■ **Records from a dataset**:
<<<<
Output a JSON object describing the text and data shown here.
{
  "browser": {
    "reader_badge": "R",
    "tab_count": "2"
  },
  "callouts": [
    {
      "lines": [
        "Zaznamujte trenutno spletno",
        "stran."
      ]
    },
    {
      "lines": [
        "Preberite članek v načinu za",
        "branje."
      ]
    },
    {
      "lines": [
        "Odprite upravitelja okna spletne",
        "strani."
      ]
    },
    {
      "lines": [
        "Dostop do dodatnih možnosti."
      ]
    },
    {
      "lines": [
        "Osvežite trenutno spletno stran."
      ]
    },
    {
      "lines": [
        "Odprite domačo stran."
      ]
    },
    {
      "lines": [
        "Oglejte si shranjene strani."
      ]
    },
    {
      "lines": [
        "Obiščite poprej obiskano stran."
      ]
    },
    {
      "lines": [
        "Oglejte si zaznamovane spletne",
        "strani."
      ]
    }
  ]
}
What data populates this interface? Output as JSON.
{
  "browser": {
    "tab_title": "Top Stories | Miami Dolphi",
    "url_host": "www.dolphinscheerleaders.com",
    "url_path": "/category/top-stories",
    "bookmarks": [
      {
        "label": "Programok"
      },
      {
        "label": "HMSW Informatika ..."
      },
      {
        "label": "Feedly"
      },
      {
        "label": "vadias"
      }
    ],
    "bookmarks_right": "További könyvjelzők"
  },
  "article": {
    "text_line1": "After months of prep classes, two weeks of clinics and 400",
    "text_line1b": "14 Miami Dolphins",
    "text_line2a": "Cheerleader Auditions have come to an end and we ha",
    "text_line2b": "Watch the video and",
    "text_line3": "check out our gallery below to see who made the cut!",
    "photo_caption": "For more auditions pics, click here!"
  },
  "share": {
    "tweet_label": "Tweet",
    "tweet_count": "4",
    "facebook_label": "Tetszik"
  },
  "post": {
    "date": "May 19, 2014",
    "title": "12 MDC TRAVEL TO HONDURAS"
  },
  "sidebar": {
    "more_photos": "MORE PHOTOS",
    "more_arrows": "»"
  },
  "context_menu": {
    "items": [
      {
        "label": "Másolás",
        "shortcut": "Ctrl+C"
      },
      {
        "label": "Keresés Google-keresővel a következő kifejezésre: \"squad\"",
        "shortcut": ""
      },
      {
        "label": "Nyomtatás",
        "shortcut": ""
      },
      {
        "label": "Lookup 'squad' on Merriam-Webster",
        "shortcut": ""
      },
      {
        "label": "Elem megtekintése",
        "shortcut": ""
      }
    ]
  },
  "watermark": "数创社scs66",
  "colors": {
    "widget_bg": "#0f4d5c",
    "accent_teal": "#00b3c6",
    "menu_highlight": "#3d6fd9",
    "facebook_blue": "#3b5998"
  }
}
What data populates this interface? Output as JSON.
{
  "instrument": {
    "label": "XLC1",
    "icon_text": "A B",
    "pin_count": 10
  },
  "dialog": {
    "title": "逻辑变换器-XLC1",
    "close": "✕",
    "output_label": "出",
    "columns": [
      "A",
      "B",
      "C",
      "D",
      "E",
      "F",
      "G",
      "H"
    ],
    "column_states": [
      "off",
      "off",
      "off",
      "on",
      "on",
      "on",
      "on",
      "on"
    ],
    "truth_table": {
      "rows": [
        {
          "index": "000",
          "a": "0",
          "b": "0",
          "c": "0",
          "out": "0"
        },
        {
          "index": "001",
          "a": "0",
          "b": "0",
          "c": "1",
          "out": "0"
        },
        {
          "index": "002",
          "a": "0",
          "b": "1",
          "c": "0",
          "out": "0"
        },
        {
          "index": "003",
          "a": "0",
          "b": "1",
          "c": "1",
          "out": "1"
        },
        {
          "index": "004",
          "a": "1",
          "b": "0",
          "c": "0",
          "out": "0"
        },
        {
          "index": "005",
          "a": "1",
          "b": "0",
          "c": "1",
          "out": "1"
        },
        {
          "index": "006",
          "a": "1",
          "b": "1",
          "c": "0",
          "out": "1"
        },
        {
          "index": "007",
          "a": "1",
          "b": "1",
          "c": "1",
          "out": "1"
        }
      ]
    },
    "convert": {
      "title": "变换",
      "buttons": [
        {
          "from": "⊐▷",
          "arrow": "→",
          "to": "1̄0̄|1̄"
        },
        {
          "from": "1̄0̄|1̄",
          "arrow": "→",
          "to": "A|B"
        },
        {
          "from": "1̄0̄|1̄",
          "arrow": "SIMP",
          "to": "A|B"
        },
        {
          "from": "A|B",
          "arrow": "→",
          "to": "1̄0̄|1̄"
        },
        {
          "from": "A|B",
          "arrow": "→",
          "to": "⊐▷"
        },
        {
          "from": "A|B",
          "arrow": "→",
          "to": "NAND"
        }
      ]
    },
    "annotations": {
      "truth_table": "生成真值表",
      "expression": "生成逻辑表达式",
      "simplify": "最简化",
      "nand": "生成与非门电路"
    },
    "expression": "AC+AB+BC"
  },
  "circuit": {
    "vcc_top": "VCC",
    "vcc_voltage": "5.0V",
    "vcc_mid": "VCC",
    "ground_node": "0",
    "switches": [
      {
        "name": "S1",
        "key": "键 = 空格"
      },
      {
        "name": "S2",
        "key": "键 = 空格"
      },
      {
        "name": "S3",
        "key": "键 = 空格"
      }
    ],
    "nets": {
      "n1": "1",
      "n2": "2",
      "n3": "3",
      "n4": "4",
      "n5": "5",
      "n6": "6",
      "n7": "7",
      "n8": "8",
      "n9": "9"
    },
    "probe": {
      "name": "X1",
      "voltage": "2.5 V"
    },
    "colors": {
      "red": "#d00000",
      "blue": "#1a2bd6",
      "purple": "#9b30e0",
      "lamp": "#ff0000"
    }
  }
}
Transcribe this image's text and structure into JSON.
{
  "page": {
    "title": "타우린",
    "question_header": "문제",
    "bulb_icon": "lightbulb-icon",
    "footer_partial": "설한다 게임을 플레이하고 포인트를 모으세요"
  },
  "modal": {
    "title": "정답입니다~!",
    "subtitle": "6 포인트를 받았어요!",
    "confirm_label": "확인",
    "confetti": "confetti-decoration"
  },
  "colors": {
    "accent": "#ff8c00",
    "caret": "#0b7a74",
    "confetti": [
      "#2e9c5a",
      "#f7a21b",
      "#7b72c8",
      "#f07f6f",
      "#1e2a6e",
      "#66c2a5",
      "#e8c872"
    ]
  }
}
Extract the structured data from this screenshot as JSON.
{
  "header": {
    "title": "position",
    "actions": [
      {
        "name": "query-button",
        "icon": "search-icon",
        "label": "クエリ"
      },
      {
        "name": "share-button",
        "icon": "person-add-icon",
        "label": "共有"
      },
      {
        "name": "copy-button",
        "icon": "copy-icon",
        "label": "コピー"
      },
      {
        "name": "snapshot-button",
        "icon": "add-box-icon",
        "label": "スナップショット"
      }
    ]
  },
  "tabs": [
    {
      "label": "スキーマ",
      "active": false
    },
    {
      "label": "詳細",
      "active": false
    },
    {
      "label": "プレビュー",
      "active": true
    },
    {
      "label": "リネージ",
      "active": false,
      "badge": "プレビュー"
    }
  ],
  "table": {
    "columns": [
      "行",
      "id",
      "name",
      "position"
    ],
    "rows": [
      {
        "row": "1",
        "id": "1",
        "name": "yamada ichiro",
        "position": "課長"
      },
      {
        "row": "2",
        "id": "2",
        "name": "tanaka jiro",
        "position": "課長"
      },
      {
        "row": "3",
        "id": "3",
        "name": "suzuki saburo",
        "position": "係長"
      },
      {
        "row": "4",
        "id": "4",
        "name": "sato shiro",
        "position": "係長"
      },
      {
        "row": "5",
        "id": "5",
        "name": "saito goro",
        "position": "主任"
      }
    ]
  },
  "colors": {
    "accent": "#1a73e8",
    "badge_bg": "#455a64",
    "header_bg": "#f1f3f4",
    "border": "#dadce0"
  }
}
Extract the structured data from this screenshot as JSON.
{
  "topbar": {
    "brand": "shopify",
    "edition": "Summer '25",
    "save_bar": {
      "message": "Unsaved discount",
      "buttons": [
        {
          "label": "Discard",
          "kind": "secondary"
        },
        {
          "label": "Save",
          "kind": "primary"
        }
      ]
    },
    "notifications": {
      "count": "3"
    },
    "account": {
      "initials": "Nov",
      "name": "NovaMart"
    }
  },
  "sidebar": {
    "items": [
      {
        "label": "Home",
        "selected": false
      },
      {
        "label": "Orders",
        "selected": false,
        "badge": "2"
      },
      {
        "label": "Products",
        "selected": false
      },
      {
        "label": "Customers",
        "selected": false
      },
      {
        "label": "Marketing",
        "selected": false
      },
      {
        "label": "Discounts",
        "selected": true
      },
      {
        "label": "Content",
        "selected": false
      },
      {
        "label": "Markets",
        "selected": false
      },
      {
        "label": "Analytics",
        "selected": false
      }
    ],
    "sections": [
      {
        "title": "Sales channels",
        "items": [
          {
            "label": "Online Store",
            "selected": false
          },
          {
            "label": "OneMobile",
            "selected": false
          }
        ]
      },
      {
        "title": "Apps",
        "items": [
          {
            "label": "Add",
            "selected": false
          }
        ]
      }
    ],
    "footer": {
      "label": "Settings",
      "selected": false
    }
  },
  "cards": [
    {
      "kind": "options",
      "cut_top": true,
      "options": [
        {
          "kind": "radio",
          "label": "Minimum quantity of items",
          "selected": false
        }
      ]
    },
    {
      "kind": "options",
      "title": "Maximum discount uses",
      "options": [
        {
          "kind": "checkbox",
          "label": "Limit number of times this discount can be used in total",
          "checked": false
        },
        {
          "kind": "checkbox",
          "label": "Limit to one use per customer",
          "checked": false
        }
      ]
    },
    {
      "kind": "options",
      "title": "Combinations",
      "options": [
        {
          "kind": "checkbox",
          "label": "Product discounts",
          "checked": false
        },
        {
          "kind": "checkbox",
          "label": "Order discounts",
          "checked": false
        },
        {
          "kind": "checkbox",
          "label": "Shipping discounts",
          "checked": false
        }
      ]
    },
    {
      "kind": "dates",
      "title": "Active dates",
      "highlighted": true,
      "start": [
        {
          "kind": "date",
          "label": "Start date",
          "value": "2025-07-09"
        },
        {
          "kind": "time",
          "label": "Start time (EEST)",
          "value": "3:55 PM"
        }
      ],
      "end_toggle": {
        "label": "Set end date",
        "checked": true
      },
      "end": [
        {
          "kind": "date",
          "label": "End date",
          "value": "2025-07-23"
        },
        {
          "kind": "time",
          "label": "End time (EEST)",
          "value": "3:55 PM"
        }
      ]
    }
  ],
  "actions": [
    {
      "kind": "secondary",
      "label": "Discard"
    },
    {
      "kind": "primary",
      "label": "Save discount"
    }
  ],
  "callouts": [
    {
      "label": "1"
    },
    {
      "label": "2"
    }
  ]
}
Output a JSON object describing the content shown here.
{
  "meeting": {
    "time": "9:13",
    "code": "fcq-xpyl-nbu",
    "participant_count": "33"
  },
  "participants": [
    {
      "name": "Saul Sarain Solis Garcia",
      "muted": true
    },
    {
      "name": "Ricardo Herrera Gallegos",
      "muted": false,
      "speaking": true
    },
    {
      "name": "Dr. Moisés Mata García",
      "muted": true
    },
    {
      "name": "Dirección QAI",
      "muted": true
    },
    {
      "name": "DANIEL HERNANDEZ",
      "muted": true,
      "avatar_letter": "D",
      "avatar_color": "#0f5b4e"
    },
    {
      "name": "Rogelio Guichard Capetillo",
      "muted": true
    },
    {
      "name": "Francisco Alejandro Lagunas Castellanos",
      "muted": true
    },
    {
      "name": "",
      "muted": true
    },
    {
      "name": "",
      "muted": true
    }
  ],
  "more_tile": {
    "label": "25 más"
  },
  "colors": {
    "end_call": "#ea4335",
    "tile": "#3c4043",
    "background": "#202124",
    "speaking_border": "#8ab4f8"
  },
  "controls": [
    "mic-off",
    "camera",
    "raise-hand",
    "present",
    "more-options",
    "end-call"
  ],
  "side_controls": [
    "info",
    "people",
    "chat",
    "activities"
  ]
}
>>>>
■ **Prompt**: Write the lines out exactly, from the one with "Output a JSON object describing the content" down to the last line of the listing, and leave out all others.

■ **Solution**:
Output a JSON object describing the content shown here.
{
  "meeting": {
    "time": "9:13",
    "code": "fcq-xpyl-nbu",
    "participant_count": "33"
  },
  "participants": [
    {
      "name": "Saul Sarain Solis Garcia",
      "muted": true
    },
    {
      "name": "Ricardo Herrera Gallegos",
      "muted": false,
      "speaking": true
    },
    {
      "name": "Dr. Moisés Mata García",
      "muted": true
    },
    {
      "name": "Dirección QAI",
      "muted": true
    },
    {
      "name": "DANIEL HERNANDEZ",
      "muted": true,
      "avatar_letter": "D",
      "avatar_color": "#0f5b4e"
    },
    {
      "name": "Rogelio Guichard Capetillo",
      "muted": true
    },
    {
      "name": "Francisco Alejandro Lagunas Castellanos",
      "muted": true
    },
    {
      "name": "",
      "muted": true
    },
    {
      "name": "",
      "muted": true
    }
  ],
  "more_tile": {
    "label": "25 más"
  },
  "colors": {
    "end_call": "#ea4335",
    "tile": "#3c4043",
    "background": "#202124",
    "speaking_border": "#8ab4f8"
  },
  "controls": [
    "mic-off",
    "camera",
    "raise-hand",
    "present",
    "more-options",
    "end-call"
  ],
  "side_controls": [
    "info",
    "people",
    "chat",
    "activities"
  ]
}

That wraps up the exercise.